TASK DETAILS:
Rewrite every line in the entries below as a single numbered list, leaving out any blank lines.

(Element and region listings)

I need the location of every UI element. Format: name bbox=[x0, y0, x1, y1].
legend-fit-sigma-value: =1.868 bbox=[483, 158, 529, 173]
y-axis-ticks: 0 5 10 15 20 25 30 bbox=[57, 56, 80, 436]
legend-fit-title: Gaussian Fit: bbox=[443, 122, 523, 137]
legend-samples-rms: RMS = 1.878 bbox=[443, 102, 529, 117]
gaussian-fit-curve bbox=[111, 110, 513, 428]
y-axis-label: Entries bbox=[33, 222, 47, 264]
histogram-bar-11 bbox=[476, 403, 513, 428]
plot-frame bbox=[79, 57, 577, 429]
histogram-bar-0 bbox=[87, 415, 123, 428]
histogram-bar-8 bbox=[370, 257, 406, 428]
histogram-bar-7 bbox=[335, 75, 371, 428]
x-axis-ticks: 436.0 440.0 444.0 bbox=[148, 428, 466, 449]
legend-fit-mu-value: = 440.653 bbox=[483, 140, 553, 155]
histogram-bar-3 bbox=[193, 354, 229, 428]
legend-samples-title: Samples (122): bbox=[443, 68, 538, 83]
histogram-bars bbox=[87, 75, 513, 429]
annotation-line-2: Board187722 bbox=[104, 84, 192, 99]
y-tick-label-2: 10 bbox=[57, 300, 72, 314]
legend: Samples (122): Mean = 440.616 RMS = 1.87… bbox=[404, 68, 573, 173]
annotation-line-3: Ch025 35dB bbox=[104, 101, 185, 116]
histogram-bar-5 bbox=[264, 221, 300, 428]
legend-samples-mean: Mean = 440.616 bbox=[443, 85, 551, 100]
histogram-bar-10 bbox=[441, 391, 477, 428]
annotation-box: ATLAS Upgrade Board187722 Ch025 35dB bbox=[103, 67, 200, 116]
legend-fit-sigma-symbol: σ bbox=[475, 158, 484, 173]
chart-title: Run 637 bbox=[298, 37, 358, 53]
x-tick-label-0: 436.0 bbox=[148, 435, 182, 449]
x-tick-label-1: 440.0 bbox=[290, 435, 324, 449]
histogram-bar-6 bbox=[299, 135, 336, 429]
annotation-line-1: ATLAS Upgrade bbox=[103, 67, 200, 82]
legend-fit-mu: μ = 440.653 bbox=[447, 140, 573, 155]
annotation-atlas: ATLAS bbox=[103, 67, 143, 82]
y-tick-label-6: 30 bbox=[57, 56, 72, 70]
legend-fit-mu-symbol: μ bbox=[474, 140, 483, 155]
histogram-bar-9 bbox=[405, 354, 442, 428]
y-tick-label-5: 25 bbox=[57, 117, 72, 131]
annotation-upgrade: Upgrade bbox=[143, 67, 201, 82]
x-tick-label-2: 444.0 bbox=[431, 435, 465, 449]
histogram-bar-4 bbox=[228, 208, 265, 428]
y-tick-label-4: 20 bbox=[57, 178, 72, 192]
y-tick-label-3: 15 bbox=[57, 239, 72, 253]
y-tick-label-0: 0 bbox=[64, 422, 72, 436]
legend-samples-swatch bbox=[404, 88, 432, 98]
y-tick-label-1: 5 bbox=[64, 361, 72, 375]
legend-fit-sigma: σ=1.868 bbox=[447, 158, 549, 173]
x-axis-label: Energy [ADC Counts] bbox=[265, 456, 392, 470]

EXERCISE ANSWER:
1. I need the location of every UI element. Format: name bbox=[x0, y0, x1, y1].
2. legend-fit-sigma-value: =1.868 bbox=[483, 158, 529, 173]
3. y-axis-ticks: 0 5 10 15 20 25 30 bbox=[57, 56, 80, 436]
4. legend-fit-title: Gaussian Fit: bbox=[443, 122, 523, 137]
5. legend-samples-rms: RMS = 1.878 bbox=[443, 102, 529, 117]
6. gaussian-fit-curve bbox=[111, 110, 513, 428]
7. y-axis-label: Entries bbox=[33, 222, 47, 264]
8. histogram-bar-11 bbox=[476, 403, 513, 428]
9. plot-frame bbox=[79, 57, 577, 429]
10. histogram-bar-0 bbox=[87, 415, 123, 428]
11. histogram-bar-8 bbox=[370, 257, 406, 428]
12. histogram-bar-7 bbox=[335, 75, 371, 428]
13. x-axis-ticks: 436.0 440.0 444.0 bbox=[148, 428, 466, 449]
14. legend-fit-mu-value: = 440.653 bbox=[483, 140, 553, 155]
15. histogram-bar-3 bbox=[193, 354, 229, 428]
16. legend-samples-title: Samples (122): bbox=[443, 68, 538, 83]
17. histogram-bars bbox=[87, 75, 513, 429]
18. annotation-line-2: Board187722 bbox=[104, 84, 192, 99]
19. y-tick-label-2: 10 bbox=[57, 300, 72, 314]
20. legend: Samples (122): Mean = 440.616 RMS = 1.87… bbox=[404, 68, 573, 173]
21. annotation-line-3: Ch025 35dB bbox=[104, 101, 185, 116]
22. histogram-bar-5 bbox=[264, 221, 300, 428]
23. legend-samples-mean: Mean = 440.616 bbox=[443, 85, 551, 100]
24. histogram-bar-10 bbox=[441, 391, 477, 428]
25. annotation-box: ATLAS Upgrade Board187722 Ch025 35dB bbox=[103, 67, 200, 116]
26. legend-fit-sigma-symbol: σ bbox=[475, 158, 484, 173]
27. chart-title: Run 637 bbox=[298, 37, 358, 53]
28. x-tick-label-0: 436.0 bbox=[148, 435, 182, 449]
29. x-tick-label-1: 440.0 bbox=[290, 435, 324, 449]
30. histogram-bar-6 bbox=[299, 135, 336, 429]
31. annotation-line-1: ATLAS Upgrade bbox=[103, 67, 200, 82]
32. legend-fit-mu: μ = 440.653 bbox=[447, 140, 573, 155]
33. annotation-atlas: ATLAS bbox=[103, 67, 143, 82]
34. y-tick-label-6: 30 bbox=[57, 56, 72, 70]
35. legend-fit-mu-symbol: μ bbox=[474, 140, 483, 155]
36. histogram-bar-9 bbox=[405, 354, 442, 428]
37. y-tick-label-5: 25 bbox=[57, 117, 72, 131]
38. annotation-upgrade: Upgrade bbox=[143, 67, 201, 82]
39. x-tick-label-2: 444.0 bbox=[431, 435, 465, 449]
40. histogram-bar-4 bbox=[228, 208, 265, 428]
41. y-tick-label-4: 20 bbox=[57, 178, 72, 192]
42. y-tick-label-3: 15 bbox=[57, 239, 72, 253]
43. y-tick-label-0: 0 bbox=[64, 422, 72, 436]
44. legend-samples-swatch bbox=[404, 88, 432, 98]
45. y-tick-label-1: 5 bbox=[64, 361, 72, 375]
46. legend-fit-sigma: σ=1.868 bbox=[447, 158, 549, 173]
47. x-axis-label: Energy [ADC Counts] bbox=[265, 456, 392, 470]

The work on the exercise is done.